To be done> From the entries below, copy every line holding the word "JSON".

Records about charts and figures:

>> Begin

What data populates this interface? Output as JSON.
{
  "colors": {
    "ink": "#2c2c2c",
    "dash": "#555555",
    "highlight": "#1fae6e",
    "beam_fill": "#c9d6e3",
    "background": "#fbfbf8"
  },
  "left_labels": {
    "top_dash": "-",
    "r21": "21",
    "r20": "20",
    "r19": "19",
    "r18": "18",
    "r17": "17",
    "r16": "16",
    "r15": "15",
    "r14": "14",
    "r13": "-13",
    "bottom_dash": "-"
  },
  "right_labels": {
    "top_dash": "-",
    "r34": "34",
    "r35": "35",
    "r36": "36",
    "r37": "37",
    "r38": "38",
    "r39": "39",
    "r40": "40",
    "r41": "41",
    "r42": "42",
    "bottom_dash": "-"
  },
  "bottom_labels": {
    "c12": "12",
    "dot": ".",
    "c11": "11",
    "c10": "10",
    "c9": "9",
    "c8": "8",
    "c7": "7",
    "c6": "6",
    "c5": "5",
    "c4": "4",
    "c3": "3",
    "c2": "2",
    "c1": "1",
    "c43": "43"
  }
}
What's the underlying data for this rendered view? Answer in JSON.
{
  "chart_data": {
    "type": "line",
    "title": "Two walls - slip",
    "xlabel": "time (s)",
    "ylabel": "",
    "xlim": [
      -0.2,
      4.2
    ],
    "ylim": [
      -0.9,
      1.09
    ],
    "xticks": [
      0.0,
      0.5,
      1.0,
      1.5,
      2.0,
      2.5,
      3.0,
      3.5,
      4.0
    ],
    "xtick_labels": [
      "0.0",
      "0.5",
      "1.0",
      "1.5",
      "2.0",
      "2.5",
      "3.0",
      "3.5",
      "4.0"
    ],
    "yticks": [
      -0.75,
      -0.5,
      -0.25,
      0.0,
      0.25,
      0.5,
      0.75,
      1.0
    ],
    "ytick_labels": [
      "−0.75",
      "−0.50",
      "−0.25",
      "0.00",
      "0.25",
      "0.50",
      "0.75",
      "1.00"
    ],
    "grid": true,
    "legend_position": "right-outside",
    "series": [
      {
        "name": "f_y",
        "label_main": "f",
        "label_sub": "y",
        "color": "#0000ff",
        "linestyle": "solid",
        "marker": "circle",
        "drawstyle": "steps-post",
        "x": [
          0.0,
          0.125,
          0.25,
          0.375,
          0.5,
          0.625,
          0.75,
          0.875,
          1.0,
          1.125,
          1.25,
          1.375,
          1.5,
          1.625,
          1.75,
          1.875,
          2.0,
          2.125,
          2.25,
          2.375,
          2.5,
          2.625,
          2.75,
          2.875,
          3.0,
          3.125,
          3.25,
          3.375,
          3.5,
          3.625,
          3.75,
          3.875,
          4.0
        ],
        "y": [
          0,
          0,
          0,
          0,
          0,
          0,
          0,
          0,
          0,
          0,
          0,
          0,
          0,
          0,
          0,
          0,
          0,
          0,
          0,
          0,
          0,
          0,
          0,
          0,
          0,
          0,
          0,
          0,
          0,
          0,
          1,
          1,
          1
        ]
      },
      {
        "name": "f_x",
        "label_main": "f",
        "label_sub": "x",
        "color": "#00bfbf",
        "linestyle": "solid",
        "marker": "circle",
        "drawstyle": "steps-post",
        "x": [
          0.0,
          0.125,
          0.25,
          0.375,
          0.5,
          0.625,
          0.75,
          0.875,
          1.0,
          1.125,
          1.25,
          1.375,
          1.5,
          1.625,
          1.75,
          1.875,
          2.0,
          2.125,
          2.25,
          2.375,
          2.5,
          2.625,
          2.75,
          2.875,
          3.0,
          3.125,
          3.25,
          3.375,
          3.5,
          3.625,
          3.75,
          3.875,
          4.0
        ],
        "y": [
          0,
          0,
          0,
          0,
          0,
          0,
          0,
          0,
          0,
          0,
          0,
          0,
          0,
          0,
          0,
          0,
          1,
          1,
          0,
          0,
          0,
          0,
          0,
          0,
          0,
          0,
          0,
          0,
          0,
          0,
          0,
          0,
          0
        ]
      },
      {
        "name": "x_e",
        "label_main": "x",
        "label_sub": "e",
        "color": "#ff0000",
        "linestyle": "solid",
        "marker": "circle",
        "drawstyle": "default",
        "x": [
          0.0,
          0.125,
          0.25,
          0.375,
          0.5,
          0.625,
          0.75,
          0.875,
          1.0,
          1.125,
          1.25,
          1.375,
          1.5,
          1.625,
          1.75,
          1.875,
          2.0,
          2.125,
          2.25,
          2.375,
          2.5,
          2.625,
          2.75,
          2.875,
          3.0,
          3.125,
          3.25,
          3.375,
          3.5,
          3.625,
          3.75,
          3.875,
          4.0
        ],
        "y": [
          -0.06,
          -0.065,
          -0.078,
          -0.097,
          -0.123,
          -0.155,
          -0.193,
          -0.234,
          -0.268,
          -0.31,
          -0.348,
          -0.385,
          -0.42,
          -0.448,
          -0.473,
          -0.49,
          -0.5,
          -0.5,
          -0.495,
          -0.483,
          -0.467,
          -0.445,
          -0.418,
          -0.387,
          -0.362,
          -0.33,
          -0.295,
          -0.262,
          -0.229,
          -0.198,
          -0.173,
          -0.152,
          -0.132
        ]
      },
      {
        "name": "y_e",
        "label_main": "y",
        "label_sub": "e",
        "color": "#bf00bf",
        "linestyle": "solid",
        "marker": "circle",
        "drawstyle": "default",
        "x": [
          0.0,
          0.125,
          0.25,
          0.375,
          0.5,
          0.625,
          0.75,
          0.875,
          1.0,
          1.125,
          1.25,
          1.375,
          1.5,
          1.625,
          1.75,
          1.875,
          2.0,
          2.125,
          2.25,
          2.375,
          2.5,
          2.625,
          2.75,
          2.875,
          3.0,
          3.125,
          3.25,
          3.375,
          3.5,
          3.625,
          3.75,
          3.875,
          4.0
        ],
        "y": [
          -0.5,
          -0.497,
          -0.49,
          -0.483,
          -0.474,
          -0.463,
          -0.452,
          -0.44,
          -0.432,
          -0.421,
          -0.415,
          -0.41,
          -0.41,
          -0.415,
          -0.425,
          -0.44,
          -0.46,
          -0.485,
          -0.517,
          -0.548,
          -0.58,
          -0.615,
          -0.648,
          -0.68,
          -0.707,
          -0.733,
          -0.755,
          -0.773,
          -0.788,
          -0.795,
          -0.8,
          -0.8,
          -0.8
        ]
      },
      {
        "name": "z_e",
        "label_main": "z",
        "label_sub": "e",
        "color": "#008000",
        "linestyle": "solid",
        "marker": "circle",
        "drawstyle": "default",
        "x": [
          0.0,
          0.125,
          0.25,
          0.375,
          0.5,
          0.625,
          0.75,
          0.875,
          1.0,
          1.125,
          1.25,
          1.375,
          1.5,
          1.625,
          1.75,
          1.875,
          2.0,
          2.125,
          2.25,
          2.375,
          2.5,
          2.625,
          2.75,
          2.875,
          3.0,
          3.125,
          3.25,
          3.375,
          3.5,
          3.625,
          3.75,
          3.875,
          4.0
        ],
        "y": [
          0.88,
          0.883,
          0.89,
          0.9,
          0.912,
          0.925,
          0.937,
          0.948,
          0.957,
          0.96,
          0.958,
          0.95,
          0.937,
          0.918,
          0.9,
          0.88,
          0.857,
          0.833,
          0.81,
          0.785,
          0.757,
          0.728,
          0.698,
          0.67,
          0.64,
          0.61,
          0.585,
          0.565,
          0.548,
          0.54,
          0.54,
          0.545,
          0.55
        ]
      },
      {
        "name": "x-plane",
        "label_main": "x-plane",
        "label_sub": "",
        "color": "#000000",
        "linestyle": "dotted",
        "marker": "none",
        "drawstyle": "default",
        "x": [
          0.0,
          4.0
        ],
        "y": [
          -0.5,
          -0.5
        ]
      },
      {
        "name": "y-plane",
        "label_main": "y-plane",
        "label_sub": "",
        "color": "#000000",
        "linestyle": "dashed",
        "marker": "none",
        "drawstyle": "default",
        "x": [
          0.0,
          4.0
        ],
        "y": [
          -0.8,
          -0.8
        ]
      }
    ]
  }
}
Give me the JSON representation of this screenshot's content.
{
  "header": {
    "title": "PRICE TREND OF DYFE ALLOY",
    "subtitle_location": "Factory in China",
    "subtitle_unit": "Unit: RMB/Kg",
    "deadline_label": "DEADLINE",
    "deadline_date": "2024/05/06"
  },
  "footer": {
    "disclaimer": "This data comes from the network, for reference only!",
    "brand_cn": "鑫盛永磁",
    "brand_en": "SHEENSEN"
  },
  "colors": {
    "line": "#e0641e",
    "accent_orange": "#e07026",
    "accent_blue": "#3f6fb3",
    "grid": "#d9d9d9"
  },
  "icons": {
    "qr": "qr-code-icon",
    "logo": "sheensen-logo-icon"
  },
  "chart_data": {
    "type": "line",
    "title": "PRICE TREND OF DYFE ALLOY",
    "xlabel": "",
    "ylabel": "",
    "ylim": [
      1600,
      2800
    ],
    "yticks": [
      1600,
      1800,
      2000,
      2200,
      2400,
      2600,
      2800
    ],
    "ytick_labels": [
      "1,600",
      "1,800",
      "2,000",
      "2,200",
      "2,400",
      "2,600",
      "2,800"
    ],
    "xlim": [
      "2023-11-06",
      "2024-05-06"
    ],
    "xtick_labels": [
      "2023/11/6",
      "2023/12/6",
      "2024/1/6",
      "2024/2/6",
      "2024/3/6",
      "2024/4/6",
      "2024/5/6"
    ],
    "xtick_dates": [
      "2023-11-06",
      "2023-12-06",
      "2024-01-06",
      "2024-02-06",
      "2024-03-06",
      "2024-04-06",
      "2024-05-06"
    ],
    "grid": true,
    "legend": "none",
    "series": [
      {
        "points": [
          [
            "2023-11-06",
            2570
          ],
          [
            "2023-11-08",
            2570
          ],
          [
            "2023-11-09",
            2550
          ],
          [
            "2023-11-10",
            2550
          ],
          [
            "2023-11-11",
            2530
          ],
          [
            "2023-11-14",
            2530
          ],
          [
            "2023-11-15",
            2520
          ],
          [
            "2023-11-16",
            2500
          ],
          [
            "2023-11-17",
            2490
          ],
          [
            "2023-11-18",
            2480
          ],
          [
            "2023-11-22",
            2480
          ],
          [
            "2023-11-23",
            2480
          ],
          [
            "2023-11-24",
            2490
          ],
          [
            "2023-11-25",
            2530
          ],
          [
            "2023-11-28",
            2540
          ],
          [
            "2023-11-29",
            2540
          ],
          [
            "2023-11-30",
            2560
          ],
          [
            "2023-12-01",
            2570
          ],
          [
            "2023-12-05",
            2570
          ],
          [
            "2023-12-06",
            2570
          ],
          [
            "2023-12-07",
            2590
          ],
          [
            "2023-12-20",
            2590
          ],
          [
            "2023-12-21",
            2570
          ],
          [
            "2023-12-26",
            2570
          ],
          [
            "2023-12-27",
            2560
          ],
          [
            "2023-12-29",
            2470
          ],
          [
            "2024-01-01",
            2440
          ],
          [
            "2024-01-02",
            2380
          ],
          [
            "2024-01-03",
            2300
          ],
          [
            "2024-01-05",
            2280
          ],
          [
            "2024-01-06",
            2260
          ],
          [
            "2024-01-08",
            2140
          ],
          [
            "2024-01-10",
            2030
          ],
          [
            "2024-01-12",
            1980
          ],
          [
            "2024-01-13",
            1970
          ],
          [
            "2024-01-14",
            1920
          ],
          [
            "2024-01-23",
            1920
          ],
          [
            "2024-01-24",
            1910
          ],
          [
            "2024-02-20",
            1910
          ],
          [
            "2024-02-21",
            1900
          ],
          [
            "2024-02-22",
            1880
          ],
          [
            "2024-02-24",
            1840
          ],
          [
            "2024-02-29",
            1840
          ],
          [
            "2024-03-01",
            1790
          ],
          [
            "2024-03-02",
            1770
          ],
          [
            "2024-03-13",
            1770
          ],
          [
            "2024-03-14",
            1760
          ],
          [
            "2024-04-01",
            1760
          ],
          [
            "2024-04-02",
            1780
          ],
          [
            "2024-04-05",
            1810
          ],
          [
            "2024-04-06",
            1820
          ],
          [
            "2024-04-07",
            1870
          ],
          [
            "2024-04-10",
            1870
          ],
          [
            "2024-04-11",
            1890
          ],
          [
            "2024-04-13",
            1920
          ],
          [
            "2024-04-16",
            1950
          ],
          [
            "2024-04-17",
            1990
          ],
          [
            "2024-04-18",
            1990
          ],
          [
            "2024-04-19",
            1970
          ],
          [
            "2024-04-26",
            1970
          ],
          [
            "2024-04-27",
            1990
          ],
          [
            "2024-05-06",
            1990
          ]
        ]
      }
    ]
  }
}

>> End

Result>
What data populates this interface? Output as JSON.
What's the underlying data for this rendered view? Answer in JSON.
Give me the JSON representation of this screenshot's content.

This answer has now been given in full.